→ WHAT IS BEING ASKED
Rewrite the listing below with "elements" switched to "items" wherever it occurs, keeping everything else the same and leaving out the pictures.

━━ THE INPUT ━━

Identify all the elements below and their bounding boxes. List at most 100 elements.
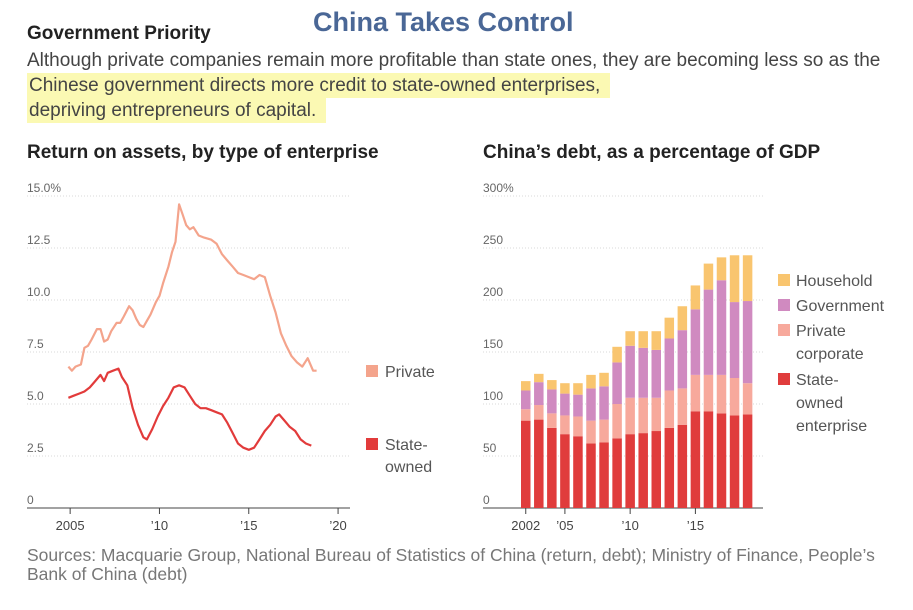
debt-bar-state-owned-enterprise-2018 — [729, 415, 740, 508]
roa-legend-label: State- — [385, 437, 428, 454]
debt-legend-label: Household — [796, 273, 873, 290]
debt-bar-household-2015 — [690, 285, 701, 310]
debt-bar-state-owned-enterprise-2012 — [651, 431, 661, 508]
debt-bar-government-2002 — [521, 390, 531, 410]
debt-bar-government-2013 — [664, 338, 675, 391]
debt-bar-government-2009 — [612, 362, 622, 404]
debt-bar-household-2018 — [729, 255, 740, 303]
debt-bar-household-2012 — [651, 331, 661, 350]
roa-x-tick-label: ’10 — [151, 518, 168, 533]
debt-bar-private-corporate-2019 — [742, 383, 753, 415]
roa-y-tick-label: 5.0 — [27, 389, 44, 403]
debt-bar-state-owned-enterprise-2011 — [638, 433, 648, 508]
debt-y-tick-label: 100 — [483, 389, 503, 403]
debt-bar-government-2010 — [625, 345, 635, 398]
debt-bar-government-2012 — [651, 349, 661, 398]
roa-legend-swatch-state-owned — [366, 438, 378, 450]
debt-bar-private-corporate-2008 — [599, 419, 609, 443]
debt-y-tick-label: 50 — [483, 441, 497, 455]
debt-bar-state-owned-enterprise-2019 — [742, 414, 753, 508]
roa-y-tick-label: 10.0 — [27, 285, 51, 299]
debt-bar-household-2007 — [586, 374, 596, 389]
debt-bar-household-2002 — [521, 381, 531, 391]
debt-bar-state-owned-enterprise-2015 — [690, 411, 701, 508]
roa-y-tick-label: 15.0% — [27, 181, 61, 195]
debt-bar-private-corporate-2002 — [521, 409, 531, 421]
roa-legend-label: Private — [385, 364, 435, 381]
dek-lead: Although private companies remain more p… — [27, 50, 881, 71]
debt-y-tick-label: 0 — [483, 493, 490, 507]
debt-bar-private-corporate-2013 — [664, 390, 675, 428]
debt-bar-private-corporate-2015 — [690, 374, 701, 412]
debt-bar-private-corporate-2012 — [651, 397, 661, 432]
debt-y-tick-label: 250 — [483, 233, 503, 247]
debt-bar-private-corporate-2007 — [586, 420, 596, 444]
debt-bar-private-corporate-2003 — [534, 405, 544, 420]
debt-bar-government-2018 — [729, 302, 740, 378]
roa-x-tick-label: 2005 — [56, 518, 85, 533]
debt-x-tick-label: 2002 — [511, 518, 540, 533]
debt-bar-household-2006 — [573, 383, 583, 395]
sources-note: Sources: Macquarie Group, National Burea… — [27, 545, 875, 584]
debt-bar-private-corporate-2018 — [729, 378, 740, 416]
debt-bar-household-2008 — [599, 372, 609, 387]
roa-y-tick-label: 7.5 — [27, 337, 44, 351]
roa-legend-label: owned — [385, 459, 432, 476]
debt-bar-government-2003 — [534, 382, 544, 406]
debt-bar-state-owned-enterprise-2004 — [547, 427, 557, 508]
debt-legend-swatch-state-owned-enterprise — [778, 373, 790, 385]
debt-bar-household-2003 — [534, 373, 544, 383]
debt-bar-private-corporate-2006 — [573, 416, 583, 437]
debt-legend-swatch-government — [778, 299, 790, 311]
debt-bar-state-owned-enterprise-2002 — [521, 420, 531, 508]
debt-bar-household-2019 — [742, 255, 753, 302]
debt-bar-state-owned-enterprise-2009 — [612, 438, 622, 508]
debt-y-tick-label: 300% — [483, 181, 514, 195]
debt-bar-state-owned-enterprise-2003 — [534, 419, 544, 508]
debt-legend-swatch-household — [778, 274, 790, 286]
debt-bar-private-corporate-2005 — [560, 415, 570, 435]
debt-bar-household-2009 — [612, 346, 622, 363]
debt-bar-government-2006 — [573, 394, 583, 417]
debt-bar-government-2017 — [716, 280, 727, 375]
debt-bar-household-2016 — [703, 263, 714, 290]
debt-bar-government-2015 — [690, 309, 701, 375]
debt-bar-government-2008 — [599, 386, 609, 420]
debt-bar-government-2014 — [677, 330, 688, 389]
roa-y-tick-label: 12.5 — [27, 233, 51, 247]
debt-bar-government-2007 — [586, 388, 596, 421]
debt-bar-private-corporate-2010 — [625, 397, 635, 435]
debt-bar-government-2011 — [638, 347, 648, 398]
debt-bar-private-corporate-2014 — [677, 388, 688, 425]
debt-bar-state-owned-enterprise-2008 — [599, 442, 609, 508]
debt-bar-state-owned-enterprise-2013 — [664, 427, 675, 508]
debt-legend-label: Government — [796, 298, 885, 315]
debt-bar-state-owned-enterprise-2014 — [677, 424, 688, 508]
debt-bar-state-owned-enterprise-2006 — [573, 436, 583, 508]
debt-bar-private-corporate-2017 — [716, 374, 727, 414]
roa-legend-swatch-private — [366, 365, 378, 377]
debt-bar-household-2014 — [677, 306, 688, 331]
roa-series-state-owned — [67, 367, 312, 451]
debt-bar-household-2004 — [547, 380, 557, 390]
debt-legend-swatch-private-corporate — [778, 324, 790, 336]
kicker-heading: Government Priority — [27, 23, 211, 44]
roa-y-tick-label: 0 — [27, 493, 34, 507]
debt-bar-private-corporate-2016 — [703, 374, 714, 412]
debt-legend-label: owned — [796, 395, 843, 412]
roa-chart-title: Return on assets, by type of enterprise — [27, 142, 379, 163]
debt-bar-private-corporate-2004 — [547, 413, 557, 428]
debt-legend-label: Private — [796, 323, 846, 340]
debt-legend-label: corporate — [796, 346, 864, 363]
debt-x-tick-label: ’05 — [556, 518, 573, 533]
debt-bar-state-owned-enterprise-2017 — [716, 413, 727, 508]
debt-legend-label: enterprise — [796, 418, 867, 435]
debt-bar-state-owned-enterprise-2010 — [625, 434, 635, 508]
debt-bar-household-2013 — [664, 317, 675, 339]
dek-paragraph: Although private companies remain more p… — [27, 48, 907, 123]
debt-chart-title: China’s debt, as a percentage of GDP — [483, 142, 821, 163]
debt-bar-household-2017 — [716, 257, 727, 281]
debt-bar-household-2005 — [560, 383, 570, 394]
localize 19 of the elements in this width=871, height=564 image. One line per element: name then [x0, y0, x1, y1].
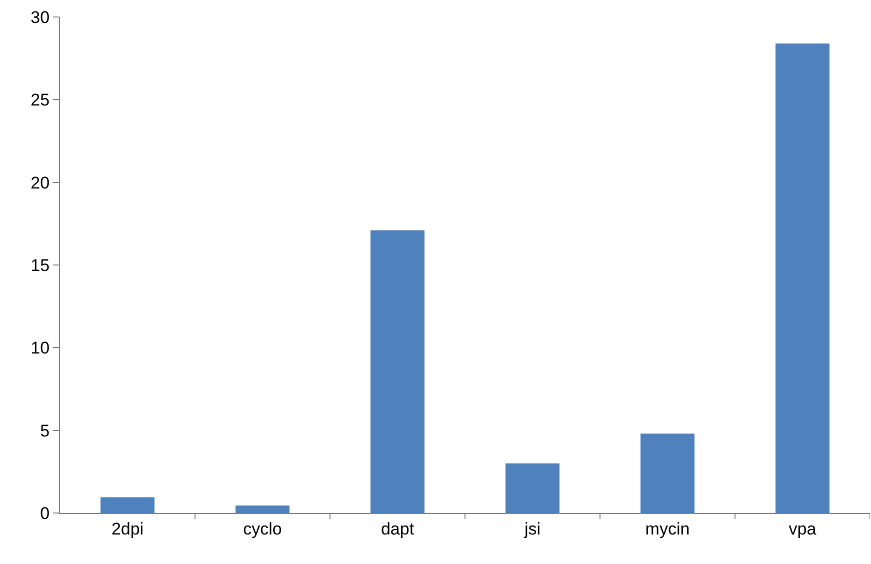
x-tick-label: dapt: [380, 519, 414, 538]
x-tick-label: mycin: [645, 519, 690, 538]
bar: [640, 434, 694, 513]
y-tick-label: 20: [30, 173, 50, 192]
x-tick-label: jsi: [523, 519, 541, 538]
bar: [236, 506, 290, 513]
y-tick-label: 30: [30, 8, 50, 27]
y-tick-label: 0: [40, 504, 50, 523]
y-tick-label: 5: [40, 421, 50, 440]
x-tick-label: 2dpi: [111, 519, 144, 538]
y-tick-label: 10: [30, 338, 50, 358]
x-tick-label: vpa: [788, 519, 817, 538]
bar: [506, 463, 560, 513]
bar: [370, 230, 424, 513]
x-tick-label: cyclo: [243, 519, 282, 538]
y-tick-label: 25: [30, 90, 50, 110]
bar: [100, 497, 154, 513]
y-tick-label: 15: [30, 256, 50, 275]
bar: [776, 43, 830, 513]
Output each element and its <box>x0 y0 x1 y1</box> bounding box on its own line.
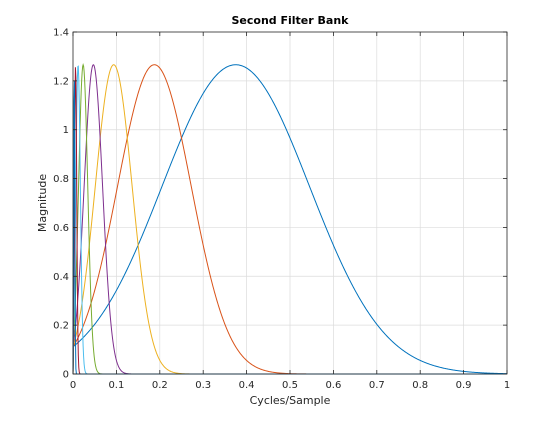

━━━

→ ANSWER TO THE PROBLEM
Identify all the items below and their bounding boxes. List at most 100 items.
debt-bar-state-owned-enterprise-2018 — [729, 415, 740, 508]
roa-legend-label: State- — [385, 437, 428, 454]
debt-legend-label: Household — [796, 273, 873, 290]
debt-bar-household-2015 — [690, 285, 701, 310]
debt-bar-state-owned-enterprise-2012 — [651, 431, 661, 508]
debt-bar-government-2002 — [521, 390, 531, 410]
debt-bar-government-2013 — [664, 338, 675, 391]
debt-bar-government-2009 — [612, 362, 622, 404]
debt-bar-household-2018 — [729, 255, 740, 303]
debt-bar-household-2012 — [651, 331, 661, 350]
roa-x-tick-label: ’10 — [151, 518, 168, 533]
debt-bar-private-corporate-2019 — [742, 383, 753, 415]
roa-y-tick-label: 5.0 — [27, 389, 44, 403]
debt-bar-state-owned-enterprise-2011 — [638, 433, 648, 508]
debt-y-tick-label: 100 — [483, 389, 503, 403]
debt-bar-government-2010 — [625, 345, 635, 398]
debt-bar-government-2012 — [651, 349, 661, 398]
roa-legend-swatch-state-owned — [366, 438, 378, 450]
debt-bar-private-corporate-2008 — [599, 419, 609, 443]
debt-y-tick-label: 50 — [483, 441, 497, 455]
debt-bar-state-owned-enterprise-2019 — [742, 414, 753, 508]
roa-y-tick-label: 10.0 — [27, 285, 51, 299]
debt-bar-household-2007 — [586, 374, 596, 389]
debt-bar-household-2002 — [521, 381, 531, 391]
debt-bar-state-owned-enterprise-2015 — [690, 411, 701, 508]
roa-y-tick-label: 15.0% — [27, 181, 61, 195]
debt-bar-private-corporate-2002 — [521, 409, 531, 421]
roa-legend-label: Private — [385, 364, 435, 381]
dek-lead: Although private companies remain more p… — [27, 50, 881, 71]
debt-y-tick-label: 0 — [483, 493, 490, 507]
debt-bar-private-corporate-2013 — [664, 390, 675, 428]
debt-bar-private-corporate-2015 — [690, 374, 701, 412]
debt-bar-private-corporate-2012 — [651, 397, 661, 432]
debt-y-tick-label: 250 — [483, 233, 503, 247]
debt-bar-private-corporate-2007 — [586, 420, 596, 444]
debt-bar-private-corporate-2003 — [534, 405, 544, 420]
debt-bar-government-2018 — [729, 302, 740, 378]
roa-x-tick-label: 2005 — [56, 518, 85, 533]
debt-x-tick-label: 2002 — [511, 518, 540, 533]
debt-bar-household-2006 — [573, 383, 583, 395]
sources-note: Sources: Macquarie Group, National Burea… — [27, 545, 875, 584]
debt-bar-private-corporate-2018 — [729, 378, 740, 416]
debt-bar-household-2008 — [599, 372, 609, 387]
roa-y-tick-label: 7.5 — [27, 337, 44, 351]
roa-legend-label: owned — [385, 459, 432, 476]
debt-bar-government-2003 — [534, 382, 544, 406]
debt-bar-state-owned-enterprise-2004 — [547, 427, 557, 508]
debt-legend-swatch-state-owned-enterprise — [778, 373, 790, 385]
debt-bar-household-2003 — [534, 373, 544, 383]
debt-bar-private-corporate-2006 — [573, 416, 583, 437]
debt-legend-swatch-government — [778, 299, 790, 311]
debt-bar-state-owned-enterprise-2002 — [521, 420, 531, 508]
debt-bar-household-2019 — [742, 255, 753, 302]
debt-bar-state-owned-enterprise-2009 — [612, 438, 622, 508]
debt-y-tick-label: 300% — [483, 181, 514, 195]
debt-bar-state-owned-enterprise-2003 — [534, 419, 544, 508]
debt-legend-swatch-household — [778, 274, 790, 286]
debt-bar-private-corporate-2005 — [560, 415, 570, 435]
debt-bar-household-2009 — [612, 346, 622, 363]
debt-bar-government-2006 — [573, 394, 583, 417]
debt-bar-government-2017 — [716, 280, 727, 375]
debt-bar-household-2016 — [703, 263, 714, 290]
debt-bar-government-2015 — [690, 309, 701, 375]
debt-bar-government-2008 — [599, 386, 609, 420]
debt-bar-government-2014 — [677, 330, 688, 389]
roa-y-tick-label: 12.5 — [27, 233, 51, 247]
debt-bar-government-2007 — [586, 388, 596, 421]
debt-bar-private-corporate-2010 — [625, 397, 635, 435]
debt-bar-government-2011 — [638, 347, 648, 398]
debt-bar-private-corporate-2014 — [677, 388, 688, 425]
debt-bar-state-owned-enterprise-2008 — [599, 442, 609, 508]
debt-bar-state-owned-enterprise-2013 — [664, 427, 675, 508]
debt-legend-label: Government — [796, 298, 885, 315]
debt-bar-state-owned-enterprise-2014 — [677, 424, 688, 508]
debt-bar-state-owned-enterprise-2006 — [573, 436, 583, 508]
debt-bar-private-corporate-2017 — [716, 374, 727, 414]
roa-legend-swatch-private — [366, 365, 378, 377]
debt-bar-household-2014 — [677, 306, 688, 331]
roa-series-state-owned — [67, 367, 312, 451]
debt-bar-household-2004 — [547, 380, 557, 390]
debt-legend-swatch-private-corporate — [778, 324, 790, 336]
kicker-heading: Government Priority — [27, 23, 211, 44]
roa-y-tick-label: 0 — [27, 493, 34, 507]
debt-bar-private-corporate-2016 — [703, 374, 714, 412]
debt-legend-label: owned — [796, 395, 843, 412]
roa-chart-title: Return on assets, by type of enterprise — [27, 142, 379, 163]
debt-bar-private-corporate-2004 — [547, 413, 557, 428]
debt-legend-label: Private — [796, 323, 846, 340]
debt-legend-label: corporate — [796, 346, 864, 363]
debt-x-tick-label: ’05 — [556, 518, 573, 533]
debt-bar-state-owned-enterprise-2017 — [716, 413, 727, 508]
debt-legend-label: enterprise — [796, 418, 867, 435]
debt-bar-state-owned-enterprise-2010 — [625, 434, 635, 508]
debt-bar-household-2013 — [664, 317, 675, 339]
dek-paragraph: Although private companies remain more p… — [27, 48, 907, 123]
debt-chart-title: China’s debt, as a percentage of GDP — [483, 142, 821, 163]
debt-bar-household-2017 — [716, 257, 727, 281]
debt-bar-household-2005 — [560, 383, 570, 394]
localize 19 of the items in this width=871, height=564 image. One line per element: name then [x0, y0, x1, y1].
x-tick-label: dapt: [380, 519, 414, 538]
x-tick-label: mycin: [645, 519, 690, 538]
bar: [640, 434, 694, 513]
y-tick-label: 20: [30, 173, 50, 192]
x-tick-label: jsi: [523, 519, 541, 538]
bar: [236, 506, 290, 513]
y-tick-label: 30: [30, 8, 50, 27]
y-tick-label: 0: [40, 504, 50, 523]
y-tick-label: 5: [40, 421, 50, 440]
x-tick-label: 2dpi: [111, 519, 144, 538]
y-tick-label: 10: [30, 338, 50, 358]
x-tick-label: vpa: [788, 519, 817, 538]
bar: [506, 463, 560, 513]
bar: [370, 230, 424, 513]
x-tick-label: cyclo: [243, 519, 282, 538]
y-tick-label: 25: [30, 90, 50, 110]
bar: [100, 497, 154, 513]
y-tick-label: 15: [30, 256, 50, 275]
bar: [776, 43, 830, 513]
Output each element and its <box>x0 y0 x1 y1</box> bounding box on its own line.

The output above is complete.